::: Supplied data :::

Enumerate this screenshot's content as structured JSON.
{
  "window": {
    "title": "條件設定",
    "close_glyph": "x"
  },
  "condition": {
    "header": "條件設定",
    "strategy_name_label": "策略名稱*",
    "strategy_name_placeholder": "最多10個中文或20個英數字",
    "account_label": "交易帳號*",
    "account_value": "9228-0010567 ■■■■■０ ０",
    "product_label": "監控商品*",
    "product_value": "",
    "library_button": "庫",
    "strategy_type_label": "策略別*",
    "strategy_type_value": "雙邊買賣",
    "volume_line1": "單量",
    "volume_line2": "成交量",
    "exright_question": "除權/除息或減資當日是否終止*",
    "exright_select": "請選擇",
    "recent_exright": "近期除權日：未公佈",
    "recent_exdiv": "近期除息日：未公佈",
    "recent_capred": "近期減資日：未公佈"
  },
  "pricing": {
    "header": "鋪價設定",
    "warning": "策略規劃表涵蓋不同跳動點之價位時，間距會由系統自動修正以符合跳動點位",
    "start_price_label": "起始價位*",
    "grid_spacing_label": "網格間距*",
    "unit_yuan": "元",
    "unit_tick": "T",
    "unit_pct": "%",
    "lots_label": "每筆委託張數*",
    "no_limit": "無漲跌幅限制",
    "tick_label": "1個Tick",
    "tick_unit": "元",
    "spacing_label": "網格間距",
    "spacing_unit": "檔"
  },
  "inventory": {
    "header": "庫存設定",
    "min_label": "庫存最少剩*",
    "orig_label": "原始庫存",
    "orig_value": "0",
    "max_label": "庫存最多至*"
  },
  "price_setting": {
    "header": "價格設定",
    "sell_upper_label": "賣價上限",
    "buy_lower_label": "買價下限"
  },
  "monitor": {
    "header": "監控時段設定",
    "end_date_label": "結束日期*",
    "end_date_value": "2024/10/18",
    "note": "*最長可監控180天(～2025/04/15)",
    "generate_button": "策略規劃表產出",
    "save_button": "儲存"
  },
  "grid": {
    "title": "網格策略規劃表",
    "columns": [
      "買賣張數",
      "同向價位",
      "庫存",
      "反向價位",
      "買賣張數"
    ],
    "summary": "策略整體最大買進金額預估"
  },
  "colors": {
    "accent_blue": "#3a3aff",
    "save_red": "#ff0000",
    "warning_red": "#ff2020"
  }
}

:::

- [What is needed]:
Go through the records above and retype each one exactly.

- [Problem solution]:
Enumerate this screenshot's content as structured JSON.
{
  "window": {
    "title": "條件設定",
    "close_glyph": "x"
  },
  "condition": {
    "header": "條件設定",
    "strategy_name_label": "策略名稱*",
    "strategy_name_placeholder": "最多10個中文或20個英數字",
    "account_label": "交易帳號*",
    "account_value": "9228-0010567 ■■■■■０ ０",
    "product_label": "監控商品*",
    "product_value": "",
    "library_button": "庫",
    "strategy_type_label": "策略別*",
    "strategy_type_value": "雙邊買賣",
    "volume_line1": "單量",
    "volume_line2": "成交量",
    "exright_question": "除權/除息或減資當日是否終止*",
    "exright_select": "請選擇",
    "recent_exright": "近期除權日：未公佈",
    "recent_exdiv": "近期除息日：未公佈",
    "recent_capred": "近期減資日：未公佈"
  },
  "pricing": {
    "header": "鋪價設定",
    "warning": "策略規劃表涵蓋不同跳動點之價位時，間距會由系統自動修正以符合跳動點位",
    "start_price_label": "起始價位*",
    "grid_spacing_label": "網格間距*",
    "unit_yuan": "元",
    "unit_tick": "T",
    "unit_pct": "%",
    "lots_label": "每筆委託張數*",
    "no_limit": "無漲跌幅限制",
    "tick_label": "1個Tick",
    "tick_unit": "元",
    "spacing_label": "網格間距",
    "spacing_unit": "檔"
  },
  "inventory": {
    "header": "庫存設定",
    "min_label": "庫存最少剩*",
    "orig_label": "原始庫存",
    "orig_value": "0",
    "max_label": "庫存最多至*"
  },
  "price_setting": {
    "header": "價格設定",
    "sell_upper_label": "賣價上限",
    "buy_lower_label": "買價下限"
  },
  "monitor": {
    "header": "監控時段設定",
    "end_date_label": "結束日期*",
    "end_date_value": "2024/10/18",
    "note": "*最長可監控180天(～2025/04/15)",
    "generate_button": "策略規劃表產出",
    "save_button": "儲存"
  },
  "grid": {
    "title": "網格策略規劃表",
    "columns": [
      "買賣張數",
      "同向價位",
      "庫存",
      "反向價位",
      "買賣張數"
    ],
    "summary": "策略整體最大買進金額預估"
  },
  "colors": {
    "accent_blue": "#3a3aff",
    "save_red": "#ff0000",
    "warning_red": "#ff2020"
  }
}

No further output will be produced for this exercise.